====== Information provided ======

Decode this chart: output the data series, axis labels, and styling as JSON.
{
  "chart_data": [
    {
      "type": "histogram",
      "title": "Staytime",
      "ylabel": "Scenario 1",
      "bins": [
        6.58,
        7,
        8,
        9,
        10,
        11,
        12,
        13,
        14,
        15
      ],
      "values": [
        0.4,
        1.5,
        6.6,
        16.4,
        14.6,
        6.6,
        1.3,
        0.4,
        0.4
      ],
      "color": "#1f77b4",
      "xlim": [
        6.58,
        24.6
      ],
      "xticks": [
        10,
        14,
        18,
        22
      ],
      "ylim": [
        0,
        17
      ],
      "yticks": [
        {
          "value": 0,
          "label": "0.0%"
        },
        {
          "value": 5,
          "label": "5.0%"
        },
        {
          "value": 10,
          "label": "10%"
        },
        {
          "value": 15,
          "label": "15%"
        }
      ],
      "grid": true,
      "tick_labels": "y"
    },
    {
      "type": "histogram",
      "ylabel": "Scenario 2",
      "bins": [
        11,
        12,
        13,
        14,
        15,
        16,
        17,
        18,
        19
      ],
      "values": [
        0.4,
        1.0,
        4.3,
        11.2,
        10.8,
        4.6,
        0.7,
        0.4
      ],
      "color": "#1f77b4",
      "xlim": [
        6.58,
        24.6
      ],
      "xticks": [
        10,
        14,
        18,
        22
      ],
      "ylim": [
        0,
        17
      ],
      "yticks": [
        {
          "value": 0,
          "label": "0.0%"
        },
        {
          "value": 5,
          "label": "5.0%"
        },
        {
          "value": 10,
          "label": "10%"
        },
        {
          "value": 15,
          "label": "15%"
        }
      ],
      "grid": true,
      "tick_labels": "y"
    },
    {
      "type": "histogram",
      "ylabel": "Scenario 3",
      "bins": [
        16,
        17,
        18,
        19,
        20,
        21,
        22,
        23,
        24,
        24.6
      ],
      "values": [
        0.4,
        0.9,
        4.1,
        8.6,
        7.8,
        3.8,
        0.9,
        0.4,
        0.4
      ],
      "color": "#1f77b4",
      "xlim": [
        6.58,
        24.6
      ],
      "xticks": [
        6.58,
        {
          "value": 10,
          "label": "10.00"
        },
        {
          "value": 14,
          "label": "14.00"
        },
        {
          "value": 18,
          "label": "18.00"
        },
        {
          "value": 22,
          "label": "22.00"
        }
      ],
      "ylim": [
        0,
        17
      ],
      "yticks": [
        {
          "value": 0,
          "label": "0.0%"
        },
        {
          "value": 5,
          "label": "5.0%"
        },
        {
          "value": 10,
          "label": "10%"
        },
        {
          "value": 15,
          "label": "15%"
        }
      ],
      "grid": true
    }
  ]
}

======

Challenge: Please reproduce all of the entries exactly as they stand.

Solution to this task:
Decode this chart: output the data series, axis labels, and styling as JSON.
{
  "chart_data": [
    {
      "type": "histogram",
      "title": "Staytime",
      "ylabel": "Scenario 1",
      "bins": [
        6.58,
        7,
        8,
        9,
        10,
        11,
        12,
        13,
        14,
        15
      ],
      "values": [
        0.4,
        1.5,
        6.6,
        16.4,
        14.6,
        6.6,
        1.3,
        0.4,
        0.4
      ],
      "color": "#1f77b4",
      "xlim": [
        6.58,
        24.6
      ],
      "xticks": [
        10,
        14,
        18,
        22
      ],
      "ylim": [
        0,
        17
      ],
      "yticks": [
        {
          "value": 0,
          "label": "0.0%"
        },
        {
          "value": 5,
          "label": "5.0%"
        },
        {
          "value": 10,
          "label": "10%"
        },
        {
          "value": 15,
          "label": "15%"
        }
      ],
      "grid": true,
      "tick_labels": "y"
    },
    {
      "type": "histogram",
      "ylabel": "Scenario 2",
      "bins": [
        11,
        12,
        13,
        14,
        15,
        16,
        17,
        18,
        19
      ],
      "values": [
        0.4,
        1.0,
        4.3,
        11.2,
        10.8,
        4.6,
        0.7,
        0.4
      ],
      "color": "#1f77b4",
      "xlim": [
        6.58,
        24.6
      ],
      "xticks": [
        10,
        14,
        18,
        22
      ],
      "ylim": [
        0,
        17
      ],
      "yticks": [
        {
          "value": 0,
          "label": "0.0%"
        },
        {
          "value": 5,
          "label": "5.0%"
        },
        {
          "value": 10,
          "label": "10%"
        },
        {
          "value": 15,
          "label": "15%"
        }
      ],
      "grid": true,
      "tick_labels": "y"
    },
    {
      "type": "histogram",
      "ylabel": "Scenario 3",
      "bins": [
        16,
        17,
        18,
        19,
        20,
        21,
        22,
        23,
        24,
        24.6
      ],
      "values": [
        0.4,
        0.9,
        4.1,
        8.6,
        7.8,
        3.8,
        0.9,
        0.4,
        0.4
      ],
      "color": "#1f77b4",
      "xlim": [
        6.58,
        24.6
      ],
      "xticks": [
        6.58,
        {
          "value": 10,
          "label": "10.00"
        },
        {
          "value": 14,
          "label": "14.00"
        },
        {
          "value": 18,
          "label": "18.00"
        },
        {
          "value": 22,
          "label": "22.00"
        }
      ],
      "ylim": [
        0,
        17
      ],
      "yticks": [
        {
          "value": 0,
          "label": "0.0%"
        },
        {
          "value": 5,
          "label": "5.0%"
        },
        {
          "value": 10,
          "label": "10%"
        },
        {
          "value": 15,
          "label": "15%"
        }
      ],
      "grid": true
    }
  ]
}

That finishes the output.